Revise the listing below by changing every "data-point-marker" to "point-marker" and keeping all other text the same. Omit the pictures from your answer.

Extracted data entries
** Begin **

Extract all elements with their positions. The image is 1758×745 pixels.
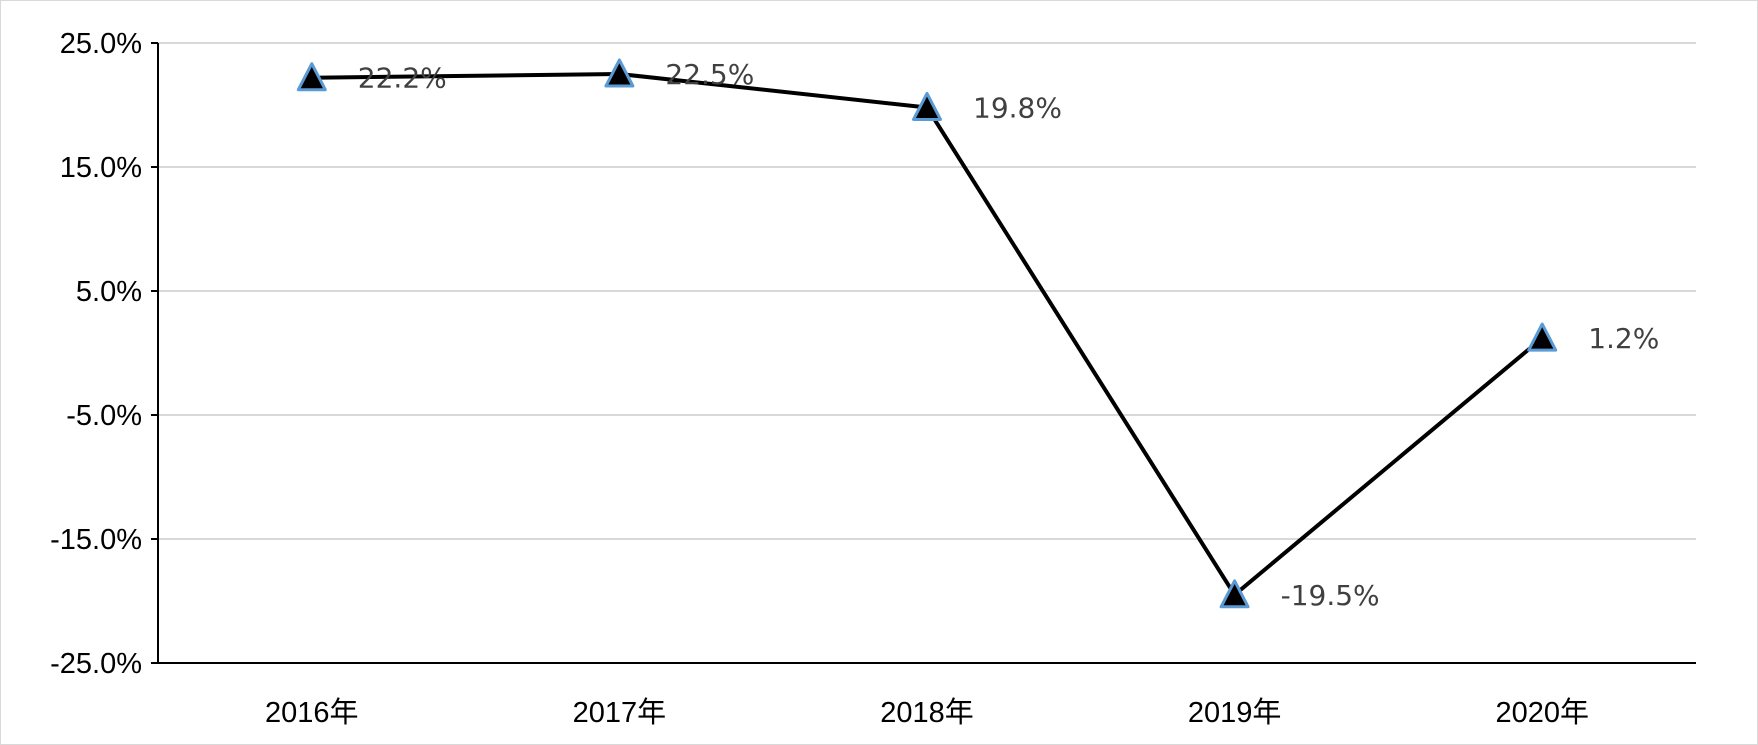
data-label: -19.5% xyxy=(1281,579,1380,612)
axes xyxy=(151,42,1696,664)
data-point-marker xyxy=(1219,579,1250,609)
x-tick-label: 2019年 xyxy=(1188,696,1282,729)
series-markers xyxy=(296,58,1558,609)
data-point-marker xyxy=(912,91,942,121)
data-point-marker xyxy=(1527,322,1558,352)
series-line-path xyxy=(311,72,1544,597)
x-tick-label: 2018年 xyxy=(880,696,974,729)
x-tick-label: 2016年 xyxy=(265,696,359,729)
gridlines xyxy=(158,42,1696,540)
y-tick-label: 5.0% xyxy=(76,276,142,308)
y-tick-label: 25.0% xyxy=(60,28,142,60)
y-tick-label: -15.0% xyxy=(50,524,142,556)
data-label: 1.2% xyxy=(1588,322,1659,355)
y-tick-label: -5.0% xyxy=(66,400,142,432)
series-line xyxy=(311,72,1544,597)
data-label: 19.8% xyxy=(973,91,1062,124)
y-tick-label: 15.0% xyxy=(60,152,142,184)
x-tick-label: 2020年 xyxy=(1495,696,1589,729)
x-axis-tick-labels: 2016年 2017年 2018年 2019年 2020年 xyxy=(265,696,1589,729)
data-labels: 22.2% 22.5% 19.8% -19.5% 1.2% xyxy=(358,58,1660,612)
data-point-marker xyxy=(296,62,327,92)
y-tick-label: -25.0% xyxy=(50,648,142,680)
data-label: 22.5% xyxy=(665,58,754,91)
data-point-marker xyxy=(604,58,635,88)
data-label: 22.2% xyxy=(358,62,447,95)
y-axis-tick-labels: 25.0% 15.0% 5.0% -5.0% -15.0% -25.0% xyxy=(50,28,142,680)
x-tick-label: 2017年 xyxy=(573,696,667,729)
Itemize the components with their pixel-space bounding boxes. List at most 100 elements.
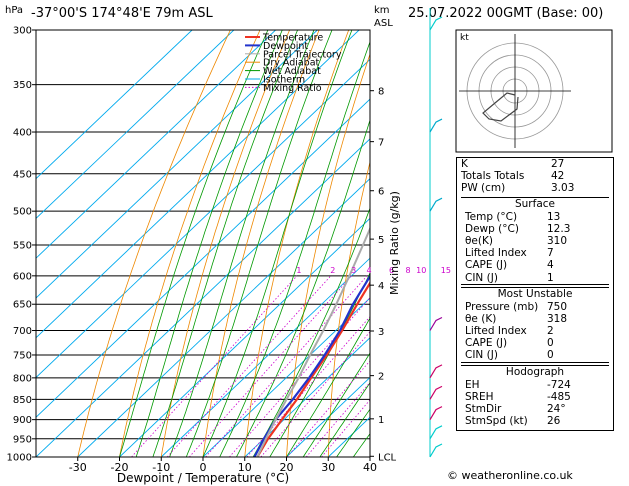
hodograph-label: StmSpd (kt)	[465, 415, 528, 428]
hodograph-trace	[482, 92, 519, 122]
index-value: 42	[551, 170, 565, 183]
hodograph-title: Hodograph	[505, 365, 565, 378]
surface-row: CIN (J) 1	[461, 272, 609, 284]
pressure-tick-label: 350	[13, 80, 32, 91]
hodograph-value: -724	[547, 378, 571, 391]
most-unstable-label: CAPE (J)	[465, 337, 508, 350]
website-credit: © weatheronline.co.uk	[447, 469, 573, 482]
pressure-tick-label: 1000	[7, 453, 32, 464]
hodograph-label: SREH	[465, 390, 494, 403]
hodograph-kt-label: kt	[460, 33, 469, 43]
km-tick-label: 5	[378, 235, 384, 246]
wind-barb	[429, 364, 443, 379]
hpa-label: hPa	[5, 5, 23, 16]
most-unstable-value: 0	[547, 349, 554, 362]
pressure-tick-label: 900	[13, 415, 32, 426]
legend-entry: Parcel Trajectory	[263, 49, 342, 60]
hodograph-label: StmDir	[465, 403, 502, 415]
km-tick-label: 8	[378, 87, 384, 98]
wind-barb	[429, 406, 443, 420]
chart-axes: 3003504004505005506006507007508008509009…	[7, 26, 484, 475]
isotherm	[36, 30, 360, 339]
surface-rows: Temp (°C) 13 Dewp (°C) 12.3 θe(K) 310 Lifted I…	[461, 211, 609, 284]
mixing-ratio-label: 3	[351, 266, 356, 275]
dry-adiabat	[244, 30, 350, 457]
mixing-ratio-label: 2	[330, 266, 335, 275]
wet-adiabat	[152, 30, 298, 457]
surface-row: Lifted Index 7	[461, 247, 609, 259]
surface-label: Temp (°C)	[465, 210, 518, 223]
km-tick-label: 1	[378, 415, 384, 426]
x-tick-label: 30	[321, 461, 335, 474]
wind-barb	[429, 197, 443, 212]
datetime-title: 25.07.2022 00GMT (Base: 00)	[408, 6, 604, 21]
surface-value: 7	[547, 247, 554, 260]
wind-barb	[429, 118, 443, 133]
index-label: Totals Totals	[461, 170, 525, 183]
index-value: 27	[551, 158, 565, 170]
isotherm	[36, 30, 193, 180]
x-tick-label: 20	[280, 461, 294, 474]
wet-adiabat	[169, 30, 315, 457]
pressure-tick-label: 300	[13, 26, 32, 37]
legend-entry: Dry Adiabat	[263, 58, 320, 69]
km-tick-label: 4	[378, 281, 384, 292]
x-tick-label: -10	[152, 461, 170, 474]
pressure-tick-label: 700	[13, 326, 32, 337]
mixing-ratio-line	[205, 275, 368, 457]
indices-table: K 27 Totals Totals 42 PW (cm) 3.03 Surface Te…	[456, 157, 614, 432]
most-unstable-row: θe (K) 318	[461, 313, 609, 325]
asl-label: ASL	[374, 18, 393, 29]
isotherm	[36, 30, 318, 299]
surface-label: CAPE (J)	[465, 259, 508, 272]
wet-adiabat	[252, 207, 370, 457]
index-row: K 27	[457, 158, 613, 170]
hodograph-row: StmSpd (kt) 26	[461, 415, 609, 427]
isotherm	[36, 30, 276, 259]
isotherm	[36, 98, 370, 418]
index-row: Totals Totals 42	[457, 170, 613, 182]
km-tick-label: 7	[378, 138, 384, 149]
mixing-ratio-line	[305, 381, 370, 457]
wet-adiabat	[185, 30, 333, 457]
pressure-tick-label: 750	[13, 350, 32, 361]
wet-adiabat	[269, 272, 370, 457]
km-label: km	[374, 5, 390, 16]
hodograph-rows: EH -724 SREH -485 StmDir 24° StmSpd (kt) 26	[461, 379, 609, 428]
index-label: K	[461, 158, 468, 170]
pressure-tick-label: 450	[13, 169, 32, 180]
surface-row: θe(K) 310	[461, 235, 609, 247]
wet-adiabat	[135, 30, 283, 457]
mixing-ratio-label: 1	[296, 266, 301, 275]
mixing-ratio-line	[321, 399, 370, 457]
series-temperature	[256, 280, 370, 457]
mixing-ratio-label: 6	[389, 266, 394, 275]
hodograph-section: Hodograph EH -724 SREH -485 StmDir 24° StmSpd …	[461, 364, 609, 428]
surface-title: Surface	[514, 197, 555, 210]
isotherm	[286, 376, 370, 457]
x-axis-label: Dewpoint / Temperature (°C)	[117, 471, 289, 485]
wind-barb	[429, 316, 443, 331]
most-unstable-row: CAPE (J) 0	[461, 337, 609, 349]
mixing-ratio-line	[166, 275, 332, 457]
pressure-tick-label: 950	[13, 434, 32, 445]
pressure-tick-label: 800	[13, 373, 32, 384]
surface-value: 12.3	[547, 222, 571, 235]
surface-label: θe(K)	[465, 234, 493, 247]
most-unstable-value: 0	[547, 337, 554, 350]
pressure-tick-label: 400	[13, 128, 32, 139]
most-unstable-rows: Pressure (mb) 750 θe (K) 318 Lifted Index 2 CA…	[461, 301, 609, 362]
mixing-ratio-label: 8	[406, 266, 411, 275]
surface-label: Dewp (°C)	[465, 222, 519, 235]
most-unstable-label: Lifted Index	[465, 325, 527, 338]
isotherm	[77, 178, 370, 457]
isotherm	[36, 58, 370, 379]
wind-barb	[429, 385, 443, 400]
dry-adiabat	[119, 30, 261, 457]
surface-value: 1	[547, 271, 554, 284]
dry-adiabat	[286, 52, 370, 457]
most-unstable-label: θe (K)	[465, 312, 497, 325]
wet-adiabat	[219, 40, 370, 457]
pressure-tick-label: 600	[13, 271, 32, 282]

** End **

> Expected answer:
Extract all elements with their positions. The image is 1758×745 pixels.
data-label: -19.5% xyxy=(1281,579,1380,612)
axes xyxy=(151,42,1696,664)
point-marker xyxy=(1219,579,1250,609)
x-tick-label: 2019年 xyxy=(1188,696,1282,729)
series-markers xyxy=(296,58,1558,609)
point-marker xyxy=(912,91,942,121)
point-marker xyxy=(1527,322,1558,352)
series-line-path xyxy=(311,72,1544,597)
x-tick-label: 2018年 xyxy=(880,696,974,729)
x-tick-label: 2016年 xyxy=(265,696,359,729)
gridlines xyxy=(158,42,1696,540)
y-tick-label: 5.0% xyxy=(76,276,142,308)
y-tick-label: 25.0% xyxy=(60,28,142,60)
y-tick-label: -15.0% xyxy=(50,524,142,556)
data-label: 1.2% xyxy=(1588,322,1659,355)
y-tick-label: -5.0% xyxy=(66,400,142,432)
series-line xyxy=(311,72,1544,597)
data-label: 19.8% xyxy=(973,91,1062,124)
y-tick-label: 15.0% xyxy=(60,152,142,184)
x-tick-label: 2020年 xyxy=(1495,696,1589,729)
x-axis-tick-labels: 2016年 2017年 2018年 2019年 2020年 xyxy=(265,696,1589,729)
data-labels: 22.2% 22.5% 19.8% -19.5% 1.2% xyxy=(358,58,1660,612)
point-marker xyxy=(296,62,327,92)
y-tick-label: -25.0% xyxy=(50,648,142,680)
data-label: 22.5% xyxy=(665,58,754,91)
point-marker xyxy=(604,58,635,88)
data-label: 22.2% xyxy=(358,62,447,95)
y-axis-tick-labels: 25.0% 15.0% 5.0% -5.0% -15.0% -25.0% xyxy=(50,28,142,680)
x-tick-label: 2017年 xyxy=(573,696,667,729)
Itemize the components with their pixel-space bounding boxes. List at most 100 elements.
hodograph-label: StmSpd (kt)	[465, 415, 528, 428]
hodograph-trace	[482, 92, 519, 122]
index-value: 42	[551, 170, 565, 183]
hodograph-title: Hodograph	[505, 365, 565, 378]
surface-row: CIN (J) 1	[461, 272, 609, 284]
pressure-tick-label: 350	[13, 80, 32, 91]
hodograph-value: -724	[547, 378, 571, 391]
most-unstable-label: CAPE (J)	[465, 337, 508, 350]
website-credit: © weatheronline.co.uk	[447, 469, 573, 482]
pressure-tick-label: 1000	[7, 453, 32, 464]
hodograph-label: SREH	[465, 390, 494, 403]
hodograph-kt-label: kt	[460, 33, 469, 43]
km-tick-label: 5	[378, 235, 384, 246]
wind-barb	[429, 364, 443, 379]
hpa-label: hPa	[5, 5, 23, 16]
most-unstable-value: 0	[547, 349, 554, 362]
pressure-tick-label: 900	[13, 415, 32, 426]
legend-entry: Parcel Trajectory	[263, 49, 342, 60]
hodograph-label: StmDir	[465, 403, 502, 415]
km-tick-label: 8	[378, 87, 384, 98]
wind-barb	[429, 406, 443, 420]
chart-axes: 3003504004505005506006507007508008509009…	[7, 26, 484, 475]
isotherm	[36, 30, 360, 339]
surface-rows: Temp (°C) 13 Dewp (°C) 12.3 θe(K) 310 Lifted I…	[461, 211, 609, 284]
mixing-ratio-label: 3	[351, 266, 356, 275]
dry-adiabat	[244, 30, 350, 457]
mixing-ratio-label: 2	[330, 266, 335, 275]
wet-adiabat	[152, 30, 298, 457]
surface-row: Lifted Index 7	[461, 247, 609, 259]
surface-label: Temp (°C)	[465, 210, 518, 223]
km-tick-label: 1	[378, 415, 384, 426]
x-tick-label: 30	[321, 461, 335, 474]
wind-barb	[429, 197, 443, 212]
datetime-title: 25.07.2022 00GMT (Base: 00)	[408, 6, 604, 21]
surface-value: 7	[547, 247, 554, 260]
wind-barb	[429, 118, 443, 133]
index-label: Totals Totals	[461, 170, 525, 183]
index-value: 27	[551, 158, 565, 170]
isotherm	[36, 30, 193, 180]
x-tick-label: 20	[280, 461, 294, 474]
wet-adiabat	[169, 30, 315, 457]
pressure-tick-label: 300	[13, 26, 32, 37]
legend-entry: Dry Adiabat	[263, 58, 320, 69]
km-tick-label: 4	[378, 281, 384, 292]
x-tick-label: -10	[152, 461, 170, 474]
pressure-tick-label: 700	[13, 326, 32, 337]
mixing-ratio-line	[205, 275, 368, 457]
indices-table: K 27 Totals Totals 42 PW (cm) 3.03 Surface Te…	[456, 157, 614, 432]
most-unstable-row: θe (K) 318	[461, 313, 609, 325]
asl-label: ASL	[374, 18, 393, 29]
isotherm	[36, 30, 318, 299]
surface-label: CAPE (J)	[465, 259, 508, 272]
wet-adiabat	[252, 207, 370, 457]
index-row: K 27	[457, 158, 613, 170]
hodograph-row: StmSpd (kt) 26	[461, 415, 609, 427]
isotherm	[36, 30, 276, 259]
isotherm	[36, 98, 370, 418]
index-row: Totals Totals 42	[457, 170, 613, 182]
km-tick-label: 7	[378, 138, 384, 149]
mixing-ratio-line	[305, 381, 370, 457]
wet-adiabat	[185, 30, 333, 457]
pressure-tick-label: 750	[13, 350, 32, 361]
wet-adiabat	[269, 272, 370, 457]
km-label: km	[374, 5, 390, 16]
hodograph-rows: EH -724 SREH -485 StmDir 24° StmSpd (kt) 26	[461, 379, 609, 428]
index-label: K	[461, 158, 468, 170]
pressure-tick-label: 450	[13, 169, 32, 180]
surface-row: θe(K) 310	[461, 235, 609, 247]
wet-adiabat	[135, 30, 283, 457]
mixing-ratio-label: 1	[296, 266, 301, 275]
mixing-ratio-line	[321, 399, 370, 457]
series-temperature	[256, 280, 370, 457]
mixing-ratio-label: 6	[389, 266, 394, 275]
hodograph-section: Hodograph EH -724 SREH -485 StmDir 24° StmSpd …	[461, 364, 609, 428]
surface-title: Surface	[514, 197, 555, 210]
isotherm	[286, 376, 370, 457]
x-axis-label: Dewpoint / Temperature (°C)	[117, 471, 289, 485]
wind-barb	[429, 316, 443, 331]
most-unstable-row: CAPE (J) 0	[461, 337, 609, 349]
mixing-ratio-line	[166, 275, 332, 457]
pressure-tick-label: 950	[13, 434, 32, 445]
pressure-tick-label: 800	[13, 373, 32, 384]
surface-value: 12.3	[547, 222, 571, 235]
surface-label: θe(K)	[465, 234, 493, 247]
most-unstable-value: 0	[547, 337, 554, 350]
pressure-tick-label: 400	[13, 128, 32, 139]
most-unstable-rows: Pressure (mb) 750 θe (K) 318 Lifted Index 2 CA…	[461, 301, 609, 362]
mixing-ratio-label: 8	[406, 266, 411, 275]
surface-label: Dewp (°C)	[465, 222, 519, 235]
most-unstable-label: Lifted Index	[465, 325, 527, 338]
isotherm	[77, 178, 370, 457]
isotherm	[36, 58, 370, 379]
wind-barb	[429, 385, 443, 400]
dry-adiabat	[119, 30, 261, 457]
surface-value: 1	[547, 271, 554, 284]
dry-adiabat	[286, 52, 370, 457]
most-unstable-label: θe (K)	[465, 312, 497, 325]
wet-adiabat	[219, 40, 370, 457]
pressure-tick-label: 600	[13, 271, 32, 282]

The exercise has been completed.